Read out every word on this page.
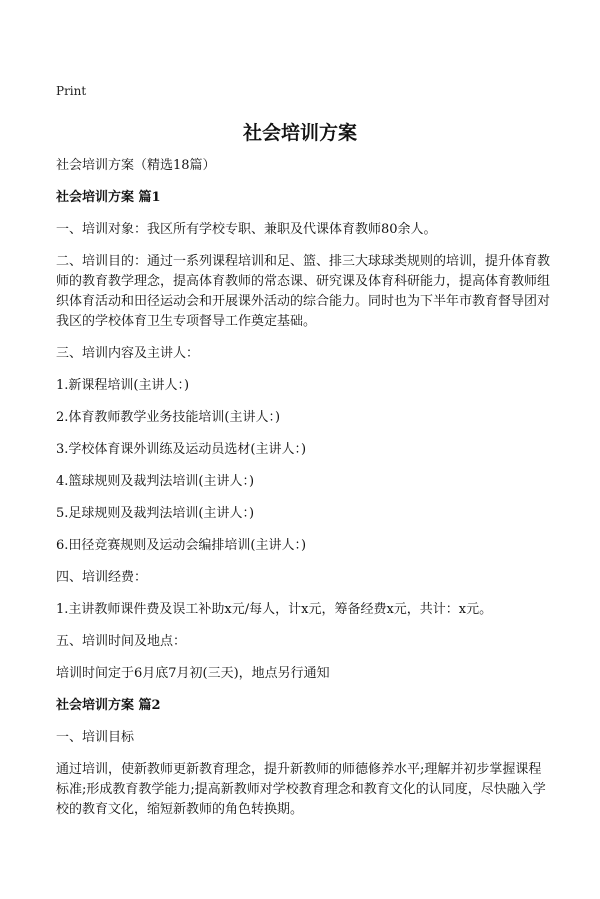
Print
社会培训方案

社会培训方案（精选18篇）

社会培训方案 篇1

一、培训对象：我区所有学校专职、兼职及代课体育教师80余人。

二、培训目的：通过一系列课程培训和足、篮、排三大球球类规则的培训，提升体育教师的教育教学理念，提高体育教师的常态课、研究课及体育科研能力，提高体育教师组织体育活动和田径运动会和开展课外活动的综合能力。同时也为下半年市教育督导团对我区的学校体育卫生专项督导工作奠定基础。

三、培训内容及主讲人：

1.新课程培训(主讲人：)

2.体育教师教学业务技能培训(主讲人：)

3.学校体育课外训练及运动员选材(主讲人：)

4.篮球规则及裁判法培训(主讲人：)

5.足球规则及裁判法培训(主讲人：)

6.田径竞赛规则及运动会编排培训(主讲人：)

四、培训经费：

1.主讲教师课件费及误工补助x元/每人，计x元，筹备经费x元，共计：x元。

五、培训时间及地点：

培训时间定于6月底7月初(三天)，地点另行通知

社会培训方案 篇2

一、培训目标

通过培训，使新教师更新教育理念，提升新教师的师德修养水平;理解并初步掌握课程标准;形成教育教学能力;提高新教师对学校教育理念和教育文化的认同度，尽快融入学校的教育文化，缩短新教师的角色转换期。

WORK INSTRUCTIONS. Set down every entry word for word, but omit the pictures.

SOLUTION FOR THIS TASK.
Read out every word on this page.
Print
社会培训方案

社会培训方案（精选18篇）

社会培训方案 篇1

一、培训对象：我区所有学校专职、兼职及代课体育教师80余人。

二、培训目的：通过一系列课程培训和足、篮、排三大球球类规则的培训，提升体育教师的教育教学理念，提高体育教师的常态课、研究课及体育科研能力，提高体育教师组织体育活动和田径运动会和开展课外活动的综合能力。同时也为下半年市教育督导团对我区的学校体育卫生专项督导工作奠定基础。

三、培训内容及主讲人：

1.新课程培训(主讲人：)

2.体育教师教学业务技能培训(主讲人：)

3.学校体育课外训练及运动员选材(主讲人：)

4.篮球规则及裁判法培训(主讲人：)

5.足球规则及裁判法培训(主讲人：)

6.田径竞赛规则及运动会编排培训(主讲人：)

四、培训经费：

1.主讲教师课件费及误工补助x元/每人，计x元，筹备经费x元，共计：x元。

五、培训时间及地点：

培训时间定于6月底7月初(三天)，地点另行通知

社会培训方案 篇2

一、培训目标

通过培训，使新教师更新教育理念，提升新教师的师德修养水平;理解并初步掌握课程标准;形成教育教学能力;提高新教师对学校教育理念和教育文化的认同度，尽快融入学校的教育文化，缩短新教师的角色转换期。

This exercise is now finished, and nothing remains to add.